--- What the task asks ---
Every entry needs to be reproduced exactly.

--- Data provided ---

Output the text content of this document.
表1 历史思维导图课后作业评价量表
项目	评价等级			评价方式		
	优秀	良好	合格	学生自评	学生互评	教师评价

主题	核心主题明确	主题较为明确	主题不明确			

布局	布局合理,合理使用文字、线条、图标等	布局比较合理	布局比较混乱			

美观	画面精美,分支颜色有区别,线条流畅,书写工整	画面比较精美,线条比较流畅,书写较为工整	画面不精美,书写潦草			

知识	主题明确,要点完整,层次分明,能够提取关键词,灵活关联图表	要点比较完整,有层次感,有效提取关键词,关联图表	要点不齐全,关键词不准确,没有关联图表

--- Completed task ---
Output the text content of this document.
表1 历史思维导图课后作业评价量表
项目	评价等级			评价方式		
	优秀	良好	合格	学生自评	学生互评	教师评价

主题	核心主题明确	主题较为明确	主题不明确			

布局	布局合理,合理使用文字、线条、图标等	布局比较合理	布局比较混乱			

美观	画面精美,分支颜色有区别,线条流畅,书写工整	画面比较精美,线条比较流畅,书写较为工整	画面不精美,书写潦草			

知识	主题明确,要点完整,层次分明,能够提取关键词,灵活关联图表	要点比较完整,有层次感,有效提取关键词,关联图表	要点不齐全,关键词不准确,没有关联图表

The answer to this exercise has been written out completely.